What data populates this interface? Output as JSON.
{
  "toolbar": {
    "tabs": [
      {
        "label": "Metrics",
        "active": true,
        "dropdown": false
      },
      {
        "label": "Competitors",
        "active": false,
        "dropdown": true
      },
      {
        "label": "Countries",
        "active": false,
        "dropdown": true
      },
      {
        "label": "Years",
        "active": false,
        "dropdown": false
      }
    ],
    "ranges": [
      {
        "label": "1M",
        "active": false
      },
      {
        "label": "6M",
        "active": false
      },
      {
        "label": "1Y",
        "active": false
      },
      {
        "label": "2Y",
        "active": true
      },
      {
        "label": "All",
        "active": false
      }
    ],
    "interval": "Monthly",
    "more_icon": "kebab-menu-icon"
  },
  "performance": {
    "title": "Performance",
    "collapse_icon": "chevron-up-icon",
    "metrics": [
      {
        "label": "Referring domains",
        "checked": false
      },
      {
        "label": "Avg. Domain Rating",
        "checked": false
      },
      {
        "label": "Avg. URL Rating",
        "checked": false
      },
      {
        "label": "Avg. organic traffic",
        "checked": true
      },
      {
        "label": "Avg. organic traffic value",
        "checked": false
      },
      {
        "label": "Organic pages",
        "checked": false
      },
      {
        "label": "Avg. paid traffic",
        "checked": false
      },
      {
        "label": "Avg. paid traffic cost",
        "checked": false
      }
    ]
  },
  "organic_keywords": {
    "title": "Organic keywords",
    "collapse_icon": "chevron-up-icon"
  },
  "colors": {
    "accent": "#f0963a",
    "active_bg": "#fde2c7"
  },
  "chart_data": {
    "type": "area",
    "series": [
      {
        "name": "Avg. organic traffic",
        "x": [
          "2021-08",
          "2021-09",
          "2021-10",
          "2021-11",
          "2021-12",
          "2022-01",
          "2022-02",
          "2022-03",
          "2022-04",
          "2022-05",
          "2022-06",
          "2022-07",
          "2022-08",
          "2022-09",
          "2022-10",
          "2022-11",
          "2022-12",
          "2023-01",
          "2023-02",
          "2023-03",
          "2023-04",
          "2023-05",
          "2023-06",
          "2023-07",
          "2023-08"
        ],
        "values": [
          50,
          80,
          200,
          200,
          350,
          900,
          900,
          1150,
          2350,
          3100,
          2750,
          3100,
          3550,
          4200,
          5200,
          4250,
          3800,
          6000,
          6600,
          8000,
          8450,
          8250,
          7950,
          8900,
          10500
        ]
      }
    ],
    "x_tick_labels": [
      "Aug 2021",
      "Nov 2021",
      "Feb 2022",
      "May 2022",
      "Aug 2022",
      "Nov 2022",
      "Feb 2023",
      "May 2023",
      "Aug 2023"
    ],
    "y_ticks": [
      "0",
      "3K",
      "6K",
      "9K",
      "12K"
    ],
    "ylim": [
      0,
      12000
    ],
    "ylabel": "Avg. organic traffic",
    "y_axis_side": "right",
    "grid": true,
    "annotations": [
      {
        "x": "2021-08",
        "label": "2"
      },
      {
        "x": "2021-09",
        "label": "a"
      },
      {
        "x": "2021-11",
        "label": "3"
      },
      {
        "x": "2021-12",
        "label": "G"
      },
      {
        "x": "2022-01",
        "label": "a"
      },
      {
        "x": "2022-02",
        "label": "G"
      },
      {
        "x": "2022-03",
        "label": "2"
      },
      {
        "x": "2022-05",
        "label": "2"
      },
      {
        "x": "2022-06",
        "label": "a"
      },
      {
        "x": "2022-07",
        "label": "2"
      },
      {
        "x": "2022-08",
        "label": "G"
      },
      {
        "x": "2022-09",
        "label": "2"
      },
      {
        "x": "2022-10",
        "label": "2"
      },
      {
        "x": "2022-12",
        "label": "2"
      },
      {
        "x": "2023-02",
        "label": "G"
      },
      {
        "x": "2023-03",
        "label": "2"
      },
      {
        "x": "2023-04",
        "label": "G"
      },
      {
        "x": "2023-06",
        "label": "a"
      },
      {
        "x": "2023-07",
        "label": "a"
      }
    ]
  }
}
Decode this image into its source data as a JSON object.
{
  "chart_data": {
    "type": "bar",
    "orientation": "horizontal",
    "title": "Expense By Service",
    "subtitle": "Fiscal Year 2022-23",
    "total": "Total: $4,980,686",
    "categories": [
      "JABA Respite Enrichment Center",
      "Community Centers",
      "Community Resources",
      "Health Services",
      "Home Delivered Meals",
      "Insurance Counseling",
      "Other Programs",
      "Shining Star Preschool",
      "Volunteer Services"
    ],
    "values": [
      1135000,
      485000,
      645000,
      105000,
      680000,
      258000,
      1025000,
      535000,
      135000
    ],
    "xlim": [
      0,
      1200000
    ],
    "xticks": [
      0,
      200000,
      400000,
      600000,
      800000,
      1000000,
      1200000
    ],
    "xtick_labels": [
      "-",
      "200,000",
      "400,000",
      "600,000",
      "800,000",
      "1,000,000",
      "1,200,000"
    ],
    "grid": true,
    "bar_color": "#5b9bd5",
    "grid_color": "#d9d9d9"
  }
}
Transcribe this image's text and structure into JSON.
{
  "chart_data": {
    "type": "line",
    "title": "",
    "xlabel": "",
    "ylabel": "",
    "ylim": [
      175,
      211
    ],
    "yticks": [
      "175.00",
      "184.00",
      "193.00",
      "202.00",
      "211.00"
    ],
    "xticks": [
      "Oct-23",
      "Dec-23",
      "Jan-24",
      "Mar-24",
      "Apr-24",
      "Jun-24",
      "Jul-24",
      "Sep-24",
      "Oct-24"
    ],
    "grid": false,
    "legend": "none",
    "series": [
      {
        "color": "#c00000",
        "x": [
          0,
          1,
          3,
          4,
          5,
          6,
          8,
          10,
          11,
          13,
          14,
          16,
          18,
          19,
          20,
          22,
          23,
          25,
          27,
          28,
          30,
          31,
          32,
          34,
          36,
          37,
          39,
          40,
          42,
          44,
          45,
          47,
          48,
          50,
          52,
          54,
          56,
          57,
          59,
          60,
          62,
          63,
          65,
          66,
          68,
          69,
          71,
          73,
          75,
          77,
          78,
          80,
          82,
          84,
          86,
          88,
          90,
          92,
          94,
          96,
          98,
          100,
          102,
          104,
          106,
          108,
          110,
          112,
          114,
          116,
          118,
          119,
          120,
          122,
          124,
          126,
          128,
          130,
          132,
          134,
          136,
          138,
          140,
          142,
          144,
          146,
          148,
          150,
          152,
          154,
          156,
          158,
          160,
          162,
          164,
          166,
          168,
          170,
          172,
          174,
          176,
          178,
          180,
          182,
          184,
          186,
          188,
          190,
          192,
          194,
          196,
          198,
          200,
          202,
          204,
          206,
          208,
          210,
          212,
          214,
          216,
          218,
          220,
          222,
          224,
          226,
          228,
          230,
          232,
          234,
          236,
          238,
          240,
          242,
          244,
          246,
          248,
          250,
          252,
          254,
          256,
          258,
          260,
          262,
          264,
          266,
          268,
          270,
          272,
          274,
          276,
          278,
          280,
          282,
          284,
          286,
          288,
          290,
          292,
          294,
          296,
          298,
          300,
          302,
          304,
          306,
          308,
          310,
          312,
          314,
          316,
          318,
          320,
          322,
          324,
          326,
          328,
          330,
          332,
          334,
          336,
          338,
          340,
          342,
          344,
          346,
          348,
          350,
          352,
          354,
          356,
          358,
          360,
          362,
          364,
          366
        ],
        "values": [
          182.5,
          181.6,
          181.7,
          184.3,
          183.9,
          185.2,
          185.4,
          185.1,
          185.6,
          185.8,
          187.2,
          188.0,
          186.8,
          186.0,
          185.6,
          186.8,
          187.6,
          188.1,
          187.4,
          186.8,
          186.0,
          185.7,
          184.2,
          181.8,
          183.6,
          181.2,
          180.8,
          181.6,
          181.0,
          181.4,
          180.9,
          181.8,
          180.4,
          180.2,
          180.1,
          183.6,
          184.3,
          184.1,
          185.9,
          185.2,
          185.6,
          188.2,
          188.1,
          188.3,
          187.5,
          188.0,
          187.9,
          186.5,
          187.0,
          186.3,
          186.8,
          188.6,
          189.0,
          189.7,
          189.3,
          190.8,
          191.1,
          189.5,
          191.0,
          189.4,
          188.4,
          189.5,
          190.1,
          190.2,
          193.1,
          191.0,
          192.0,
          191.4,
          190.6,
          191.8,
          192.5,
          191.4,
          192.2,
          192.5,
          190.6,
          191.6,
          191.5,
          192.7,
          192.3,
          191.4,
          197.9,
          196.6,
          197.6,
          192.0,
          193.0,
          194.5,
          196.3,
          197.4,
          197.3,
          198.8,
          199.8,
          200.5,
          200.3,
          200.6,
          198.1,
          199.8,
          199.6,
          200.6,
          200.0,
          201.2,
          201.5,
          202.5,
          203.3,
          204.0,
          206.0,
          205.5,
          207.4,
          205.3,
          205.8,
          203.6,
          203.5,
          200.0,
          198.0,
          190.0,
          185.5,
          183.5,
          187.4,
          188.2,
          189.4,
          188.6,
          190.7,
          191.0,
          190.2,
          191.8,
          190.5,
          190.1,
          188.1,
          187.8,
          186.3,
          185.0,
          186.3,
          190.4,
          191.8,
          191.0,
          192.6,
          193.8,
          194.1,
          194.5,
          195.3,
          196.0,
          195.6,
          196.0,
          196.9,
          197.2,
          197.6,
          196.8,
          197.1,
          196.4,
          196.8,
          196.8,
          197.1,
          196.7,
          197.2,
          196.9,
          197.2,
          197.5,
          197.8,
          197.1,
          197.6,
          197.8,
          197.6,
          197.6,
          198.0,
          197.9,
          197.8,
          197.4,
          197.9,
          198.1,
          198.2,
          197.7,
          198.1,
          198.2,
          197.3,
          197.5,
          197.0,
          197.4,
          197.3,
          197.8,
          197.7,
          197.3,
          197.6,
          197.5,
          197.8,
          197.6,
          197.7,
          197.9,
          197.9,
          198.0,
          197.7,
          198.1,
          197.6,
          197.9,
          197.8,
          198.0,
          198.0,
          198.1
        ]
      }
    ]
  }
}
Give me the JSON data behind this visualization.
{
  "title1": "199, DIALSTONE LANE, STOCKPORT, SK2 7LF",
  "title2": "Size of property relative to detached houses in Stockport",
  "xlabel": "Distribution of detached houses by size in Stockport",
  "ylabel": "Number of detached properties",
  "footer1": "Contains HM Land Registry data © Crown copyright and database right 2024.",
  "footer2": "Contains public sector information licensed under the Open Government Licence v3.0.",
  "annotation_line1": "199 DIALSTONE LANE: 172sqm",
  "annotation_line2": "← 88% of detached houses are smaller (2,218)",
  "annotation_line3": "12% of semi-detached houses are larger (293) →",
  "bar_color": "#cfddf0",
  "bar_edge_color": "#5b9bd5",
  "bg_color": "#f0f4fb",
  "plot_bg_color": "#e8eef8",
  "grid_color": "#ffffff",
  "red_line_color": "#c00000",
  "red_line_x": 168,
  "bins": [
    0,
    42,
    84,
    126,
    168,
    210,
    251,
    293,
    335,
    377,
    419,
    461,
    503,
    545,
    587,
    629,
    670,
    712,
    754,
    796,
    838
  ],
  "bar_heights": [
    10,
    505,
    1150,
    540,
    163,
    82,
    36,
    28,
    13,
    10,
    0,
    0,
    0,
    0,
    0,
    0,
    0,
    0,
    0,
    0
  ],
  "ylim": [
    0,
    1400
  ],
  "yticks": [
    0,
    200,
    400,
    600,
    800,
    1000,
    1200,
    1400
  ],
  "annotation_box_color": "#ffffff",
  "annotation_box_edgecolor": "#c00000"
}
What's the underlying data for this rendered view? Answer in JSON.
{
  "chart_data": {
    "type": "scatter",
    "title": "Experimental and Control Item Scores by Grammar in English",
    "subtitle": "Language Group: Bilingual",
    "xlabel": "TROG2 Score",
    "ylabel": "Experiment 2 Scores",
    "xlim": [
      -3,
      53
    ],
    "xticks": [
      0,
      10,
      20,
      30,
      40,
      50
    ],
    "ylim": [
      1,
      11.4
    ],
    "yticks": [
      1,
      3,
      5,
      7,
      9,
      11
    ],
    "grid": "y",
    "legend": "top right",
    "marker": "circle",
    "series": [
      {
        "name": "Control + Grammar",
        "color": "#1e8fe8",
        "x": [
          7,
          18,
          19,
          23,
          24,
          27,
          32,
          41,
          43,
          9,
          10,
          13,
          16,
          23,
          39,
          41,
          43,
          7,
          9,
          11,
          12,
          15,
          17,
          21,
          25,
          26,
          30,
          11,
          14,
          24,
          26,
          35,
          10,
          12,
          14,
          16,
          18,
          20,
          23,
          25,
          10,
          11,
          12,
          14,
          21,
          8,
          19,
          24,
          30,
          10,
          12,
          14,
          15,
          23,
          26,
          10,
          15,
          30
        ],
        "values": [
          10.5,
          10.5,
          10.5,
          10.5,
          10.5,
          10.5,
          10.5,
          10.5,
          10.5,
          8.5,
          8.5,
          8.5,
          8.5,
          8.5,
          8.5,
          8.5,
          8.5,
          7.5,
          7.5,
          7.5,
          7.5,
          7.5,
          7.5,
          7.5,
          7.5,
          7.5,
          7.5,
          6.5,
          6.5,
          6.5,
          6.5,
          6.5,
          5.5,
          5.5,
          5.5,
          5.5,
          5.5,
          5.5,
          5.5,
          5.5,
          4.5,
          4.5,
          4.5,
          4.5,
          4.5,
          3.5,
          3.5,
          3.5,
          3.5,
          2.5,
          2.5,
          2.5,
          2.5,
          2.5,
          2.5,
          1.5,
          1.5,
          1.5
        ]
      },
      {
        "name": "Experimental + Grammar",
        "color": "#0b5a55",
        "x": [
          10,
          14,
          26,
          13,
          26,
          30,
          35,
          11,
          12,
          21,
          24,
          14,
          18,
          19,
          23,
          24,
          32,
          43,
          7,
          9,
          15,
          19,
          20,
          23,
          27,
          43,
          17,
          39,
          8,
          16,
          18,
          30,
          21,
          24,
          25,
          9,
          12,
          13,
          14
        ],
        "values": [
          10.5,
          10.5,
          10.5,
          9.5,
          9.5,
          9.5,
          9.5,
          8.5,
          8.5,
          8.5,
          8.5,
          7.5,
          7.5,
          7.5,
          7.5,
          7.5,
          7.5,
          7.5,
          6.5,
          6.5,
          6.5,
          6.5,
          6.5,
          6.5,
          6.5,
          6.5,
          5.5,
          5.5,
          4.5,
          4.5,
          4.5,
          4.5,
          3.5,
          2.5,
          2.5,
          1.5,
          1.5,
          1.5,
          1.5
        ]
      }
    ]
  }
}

- - -

Find every line with the word "Grammar" and state how many there are, with no other words.

[Exercise output]
3